## Data shown
----

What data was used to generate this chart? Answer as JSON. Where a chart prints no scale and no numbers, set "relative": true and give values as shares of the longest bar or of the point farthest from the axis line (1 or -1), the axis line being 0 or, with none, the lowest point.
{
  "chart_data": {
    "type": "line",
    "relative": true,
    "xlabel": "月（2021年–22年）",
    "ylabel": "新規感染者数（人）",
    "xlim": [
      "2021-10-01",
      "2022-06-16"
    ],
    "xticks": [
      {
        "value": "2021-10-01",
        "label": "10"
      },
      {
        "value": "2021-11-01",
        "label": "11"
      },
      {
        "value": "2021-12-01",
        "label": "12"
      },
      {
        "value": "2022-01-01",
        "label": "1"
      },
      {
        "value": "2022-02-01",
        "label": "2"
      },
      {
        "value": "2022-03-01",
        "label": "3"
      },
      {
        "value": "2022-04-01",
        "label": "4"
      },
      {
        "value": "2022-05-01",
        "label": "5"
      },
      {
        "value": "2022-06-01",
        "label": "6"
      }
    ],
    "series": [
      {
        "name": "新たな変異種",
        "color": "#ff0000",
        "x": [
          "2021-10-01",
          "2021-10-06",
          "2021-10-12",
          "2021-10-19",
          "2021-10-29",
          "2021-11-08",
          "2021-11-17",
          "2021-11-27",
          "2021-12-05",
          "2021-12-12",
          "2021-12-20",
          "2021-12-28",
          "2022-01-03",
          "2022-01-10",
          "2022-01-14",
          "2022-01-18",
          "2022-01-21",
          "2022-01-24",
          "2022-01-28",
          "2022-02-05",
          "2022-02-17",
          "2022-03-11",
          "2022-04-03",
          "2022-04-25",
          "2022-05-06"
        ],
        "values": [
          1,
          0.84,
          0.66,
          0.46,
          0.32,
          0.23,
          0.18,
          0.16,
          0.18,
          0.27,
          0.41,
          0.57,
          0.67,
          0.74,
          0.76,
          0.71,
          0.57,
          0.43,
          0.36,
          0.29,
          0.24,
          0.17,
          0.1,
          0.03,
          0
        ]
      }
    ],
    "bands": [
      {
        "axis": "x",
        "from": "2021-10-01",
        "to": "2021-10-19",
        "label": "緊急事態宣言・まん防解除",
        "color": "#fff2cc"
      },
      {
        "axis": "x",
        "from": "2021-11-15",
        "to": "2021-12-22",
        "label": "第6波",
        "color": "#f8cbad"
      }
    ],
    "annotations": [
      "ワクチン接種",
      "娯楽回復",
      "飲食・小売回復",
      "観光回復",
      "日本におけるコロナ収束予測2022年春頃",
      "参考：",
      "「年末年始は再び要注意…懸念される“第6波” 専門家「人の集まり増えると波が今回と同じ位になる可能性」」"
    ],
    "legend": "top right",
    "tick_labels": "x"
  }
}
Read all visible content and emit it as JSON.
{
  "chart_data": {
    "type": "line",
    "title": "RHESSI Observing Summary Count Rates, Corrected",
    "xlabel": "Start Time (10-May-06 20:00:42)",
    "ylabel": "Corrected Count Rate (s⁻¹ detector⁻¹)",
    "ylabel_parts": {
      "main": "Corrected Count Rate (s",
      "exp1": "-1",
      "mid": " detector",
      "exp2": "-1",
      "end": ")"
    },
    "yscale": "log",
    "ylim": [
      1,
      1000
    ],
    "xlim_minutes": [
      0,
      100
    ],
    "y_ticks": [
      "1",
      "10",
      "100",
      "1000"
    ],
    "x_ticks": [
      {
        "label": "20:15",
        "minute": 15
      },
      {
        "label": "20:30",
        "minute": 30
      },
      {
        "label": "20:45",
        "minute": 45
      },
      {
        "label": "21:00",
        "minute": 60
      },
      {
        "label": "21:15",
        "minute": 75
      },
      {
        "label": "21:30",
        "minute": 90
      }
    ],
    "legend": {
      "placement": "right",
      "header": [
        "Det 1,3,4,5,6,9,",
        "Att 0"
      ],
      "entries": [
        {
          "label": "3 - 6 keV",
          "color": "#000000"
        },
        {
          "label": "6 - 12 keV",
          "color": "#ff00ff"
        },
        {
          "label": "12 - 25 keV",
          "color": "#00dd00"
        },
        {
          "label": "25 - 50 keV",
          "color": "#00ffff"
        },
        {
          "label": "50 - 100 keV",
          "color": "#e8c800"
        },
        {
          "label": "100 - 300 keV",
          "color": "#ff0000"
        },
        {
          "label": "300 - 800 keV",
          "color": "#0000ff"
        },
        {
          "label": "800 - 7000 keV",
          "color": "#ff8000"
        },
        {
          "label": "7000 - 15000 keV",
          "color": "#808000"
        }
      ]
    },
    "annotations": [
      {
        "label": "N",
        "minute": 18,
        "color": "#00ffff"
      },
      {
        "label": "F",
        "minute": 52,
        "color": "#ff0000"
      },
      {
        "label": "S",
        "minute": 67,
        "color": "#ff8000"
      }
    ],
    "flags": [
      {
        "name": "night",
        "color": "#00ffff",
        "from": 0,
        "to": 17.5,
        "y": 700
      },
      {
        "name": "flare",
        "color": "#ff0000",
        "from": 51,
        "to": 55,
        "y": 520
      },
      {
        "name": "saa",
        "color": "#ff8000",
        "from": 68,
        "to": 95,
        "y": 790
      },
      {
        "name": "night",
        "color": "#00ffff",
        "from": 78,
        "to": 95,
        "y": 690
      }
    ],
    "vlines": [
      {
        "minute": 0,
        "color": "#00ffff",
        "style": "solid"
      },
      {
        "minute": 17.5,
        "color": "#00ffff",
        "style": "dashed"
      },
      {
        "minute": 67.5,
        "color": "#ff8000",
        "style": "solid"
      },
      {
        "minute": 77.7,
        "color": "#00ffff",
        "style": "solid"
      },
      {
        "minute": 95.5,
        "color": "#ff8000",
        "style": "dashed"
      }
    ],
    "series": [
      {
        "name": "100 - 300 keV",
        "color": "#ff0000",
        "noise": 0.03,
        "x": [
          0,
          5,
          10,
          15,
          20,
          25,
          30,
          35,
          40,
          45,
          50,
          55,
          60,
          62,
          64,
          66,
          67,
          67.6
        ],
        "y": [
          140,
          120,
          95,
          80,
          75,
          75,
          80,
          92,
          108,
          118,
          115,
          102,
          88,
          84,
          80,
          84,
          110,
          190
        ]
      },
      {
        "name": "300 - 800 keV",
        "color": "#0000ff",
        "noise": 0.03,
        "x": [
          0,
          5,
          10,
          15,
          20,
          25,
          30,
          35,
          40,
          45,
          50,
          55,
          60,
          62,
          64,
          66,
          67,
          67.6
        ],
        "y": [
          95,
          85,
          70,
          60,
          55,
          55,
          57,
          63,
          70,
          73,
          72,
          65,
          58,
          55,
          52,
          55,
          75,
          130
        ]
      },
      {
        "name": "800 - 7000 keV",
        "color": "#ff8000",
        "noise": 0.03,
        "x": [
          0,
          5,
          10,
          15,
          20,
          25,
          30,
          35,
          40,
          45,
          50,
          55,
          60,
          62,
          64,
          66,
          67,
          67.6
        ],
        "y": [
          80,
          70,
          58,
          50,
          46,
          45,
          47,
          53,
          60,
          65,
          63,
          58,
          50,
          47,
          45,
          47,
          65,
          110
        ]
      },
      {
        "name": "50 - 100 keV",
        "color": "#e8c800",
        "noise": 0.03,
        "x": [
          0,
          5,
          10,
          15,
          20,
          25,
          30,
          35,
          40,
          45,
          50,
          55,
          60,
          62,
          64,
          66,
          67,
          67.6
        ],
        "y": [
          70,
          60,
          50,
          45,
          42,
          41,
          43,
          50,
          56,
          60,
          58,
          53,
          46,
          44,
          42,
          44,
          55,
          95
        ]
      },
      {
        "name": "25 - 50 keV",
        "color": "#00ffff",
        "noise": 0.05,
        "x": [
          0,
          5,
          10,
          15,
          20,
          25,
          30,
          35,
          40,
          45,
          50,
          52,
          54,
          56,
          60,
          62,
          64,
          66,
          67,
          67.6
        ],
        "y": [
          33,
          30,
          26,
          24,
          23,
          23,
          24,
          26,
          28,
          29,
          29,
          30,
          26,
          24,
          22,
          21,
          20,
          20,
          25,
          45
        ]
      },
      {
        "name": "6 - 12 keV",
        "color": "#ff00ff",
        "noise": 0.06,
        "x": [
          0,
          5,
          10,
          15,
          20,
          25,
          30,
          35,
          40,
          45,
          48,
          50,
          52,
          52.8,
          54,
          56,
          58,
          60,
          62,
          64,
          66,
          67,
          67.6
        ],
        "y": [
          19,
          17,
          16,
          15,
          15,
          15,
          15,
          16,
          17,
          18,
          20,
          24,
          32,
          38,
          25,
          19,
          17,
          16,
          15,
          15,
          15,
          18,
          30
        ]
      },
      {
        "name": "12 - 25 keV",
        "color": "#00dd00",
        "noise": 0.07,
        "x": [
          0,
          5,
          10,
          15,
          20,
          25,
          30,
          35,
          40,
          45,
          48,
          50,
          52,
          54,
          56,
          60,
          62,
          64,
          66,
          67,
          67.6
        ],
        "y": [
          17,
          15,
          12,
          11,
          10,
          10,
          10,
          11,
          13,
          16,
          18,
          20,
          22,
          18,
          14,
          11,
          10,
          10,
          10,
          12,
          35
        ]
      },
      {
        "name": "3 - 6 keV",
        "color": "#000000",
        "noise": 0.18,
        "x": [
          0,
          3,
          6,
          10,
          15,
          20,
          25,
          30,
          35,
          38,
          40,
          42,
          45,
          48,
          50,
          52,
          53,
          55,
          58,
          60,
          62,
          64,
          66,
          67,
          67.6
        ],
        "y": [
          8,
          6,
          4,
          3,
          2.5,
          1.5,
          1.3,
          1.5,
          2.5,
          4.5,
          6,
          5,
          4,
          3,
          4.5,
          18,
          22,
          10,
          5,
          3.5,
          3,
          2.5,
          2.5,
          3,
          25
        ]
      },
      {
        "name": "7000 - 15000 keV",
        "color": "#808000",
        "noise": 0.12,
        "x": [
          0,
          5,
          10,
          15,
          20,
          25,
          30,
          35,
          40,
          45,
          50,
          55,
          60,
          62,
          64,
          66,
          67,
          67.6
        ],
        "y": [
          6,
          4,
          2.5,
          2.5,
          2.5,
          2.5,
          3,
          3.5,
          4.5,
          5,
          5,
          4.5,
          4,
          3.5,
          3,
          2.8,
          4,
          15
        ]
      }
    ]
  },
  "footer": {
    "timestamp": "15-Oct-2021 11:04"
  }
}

----

## Required work
Copy out every line of the data that includes "values".

## Result
What data was used to generate this chart? Answer as JSON. Where a chart prints no scale and no numbers, set "relative": true and give values as shares of the longest bar or of the point farthest from the axis line (1 or -1), the axis line being 0 or, with none, the lowest point.
        "values": [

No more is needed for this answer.